SUPPLIED INFORMATION.
'''
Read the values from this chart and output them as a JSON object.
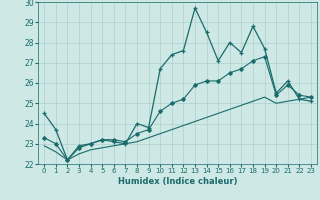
{
  "xlabel": "Humidex (Indice chaleur)",
  "xlim": [
    -0.5,
    23.5
  ],
  "ylim": [
    22,
    30
  ],
  "yticks": [
    22,
    23,
    24,
    25,
    26,
    27,
    28,
    29,
    30
  ],
  "xticks": [
    0,
    1,
    2,
    3,
    4,
    5,
    6,
    7,
    8,
    9,
    10,
    11,
    12,
    13,
    14,
    15,
    16,
    17,
    18,
    19,
    20,
    21,
    22,
    23
  ],
  "bg_color": "#cde8e5",
  "grid_color": "#b0d0ce",
  "line_color": "#1a6b6b",
  "line1_x": [
    0,
    1,
    2,
    3,
    4,
    5,
    6,
    7,
    8,
    9,
    10,
    11,
    12,
    13,
    14,
    15,
    16,
    17,
    18,
    19,
    20,
    21,
    22,
    23
  ],
  "line1_y": [
    24.5,
    23.7,
    22.2,
    22.9,
    23.0,
    23.2,
    23.1,
    23.0,
    24.0,
    23.8,
    26.7,
    27.4,
    27.6,
    29.7,
    28.5,
    27.1,
    28.0,
    27.5,
    28.8,
    27.7,
    25.5,
    26.1,
    25.2,
    25.1
  ],
  "line2_x": [
    0,
    1,
    2,
    3,
    4,
    5,
    6,
    7,
    8,
    9,
    10,
    11,
    12,
    13,
    14,
    15,
    16,
    17,
    18,
    19,
    20,
    21,
    22,
    23
  ],
  "line2_y": [
    22.9,
    22.6,
    22.2,
    22.5,
    22.7,
    22.8,
    22.9,
    23.0,
    23.1,
    23.3,
    23.5,
    23.7,
    23.9,
    24.1,
    24.3,
    24.5,
    24.7,
    24.9,
    25.1,
    25.3,
    25.0,
    25.1,
    25.2,
    25.3
  ],
  "line3_x": [
    0,
    1,
    2,
    3,
    4,
    5,
    6,
    7,
    8,
    9,
    10,
    11,
    12,
    13,
    14,
    15,
    16,
    17,
    18,
    19,
    20,
    21,
    22,
    23
  ],
  "line3_y": [
    23.3,
    23.0,
    22.2,
    22.8,
    23.0,
    23.2,
    23.2,
    23.1,
    23.5,
    23.7,
    24.6,
    25.0,
    25.2,
    25.9,
    26.1,
    26.1,
    26.5,
    26.7,
    27.1,
    27.3,
    25.4,
    25.9,
    25.4,
    25.3
  ]
}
'''
WORK TO BE COMPLETED. Reproduce each entry precisely. Leave the pictures out.

RESULT FOR THIS TASK.
Read the values from this chart and output them as a JSON object.
{
  "xlabel": "Humidex (Indice chaleur)",
  "xlim": [
    -0.5,
    23.5
  ],
  "ylim": [
    22,
    30
  ],
  "yticks": [
    22,
    23,
    24,
    25,
    26,
    27,
    28,
    29,
    30
  ],
  "xticks": [
    0,
    1,
    2,
    3,
    4,
    5,
    6,
    7,
    8,
    9,
    10,
    11,
    12,
    13,
    14,
    15,
    16,
    17,
    18,
    19,
    20,
    21,
    22,
    23
  ],
  "bg_color": "#cde8e5",
  "grid_color": "#b0d0ce",
  "line_color": "#1a6b6b",
  "line1_x": [
    0,
    1,
    2,
    3,
    4,
    5,
    6,
    7,
    8,
    9,
    10,
    11,
    12,
    13,
    14,
    15,
    16,
    17,
    18,
    19,
    20,
    21,
    22,
    23
  ],
  "line1_y": [
    24.5,
    23.7,
    22.2,
    22.9,
    23.0,
    23.2,
    23.1,
    23.0,
    24.0,
    23.8,
    26.7,
    27.4,
    27.6,
    29.7,
    28.5,
    27.1,
    28.0,
    27.5,
    28.8,
    27.7,
    25.5,
    26.1,
    25.2,
    25.1
  ],
  "line2_x": [
    0,
    1,
    2,
    3,
    4,
    5,
    6,
    7,
    8,
    9,
    10,
    11,
    12,
    13,
    14,
    15,
    16,
    17,
    18,
    19,
    20,
    21,
    22,
    23
  ],
  "line2_y": [
    22.9,
    22.6,
    22.2,
    22.5,
    22.7,
    22.8,
    22.9,
    23.0,
    23.1,
    23.3,
    23.5,
    23.7,
    23.9,
    24.1,
    24.3,
    24.5,
    24.7,
    24.9,
    25.1,
    25.3,
    25.0,
    25.1,
    25.2,
    25.3
  ],
  "line3_x": [
    0,
    1,
    2,
    3,
    4,
    5,
    6,
    7,
    8,
    9,
    10,
    11,
    12,
    13,
    14,
    15,
    16,
    17,
    18,
    19,
    20,
    21,
    22,
    23
  ],
  "line3_y": [
    23.3,
    23.0,
    22.2,
    22.8,
    23.0,
    23.2,
    23.2,
    23.1,
    23.5,
    23.7,
    24.6,
    25.0,
    25.2,
    25.9,
    26.1,
    26.1,
    26.5,
    26.7,
    27.1,
    27.3,
    25.4,
    25.9,
    25.4,
    25.3
  ]
}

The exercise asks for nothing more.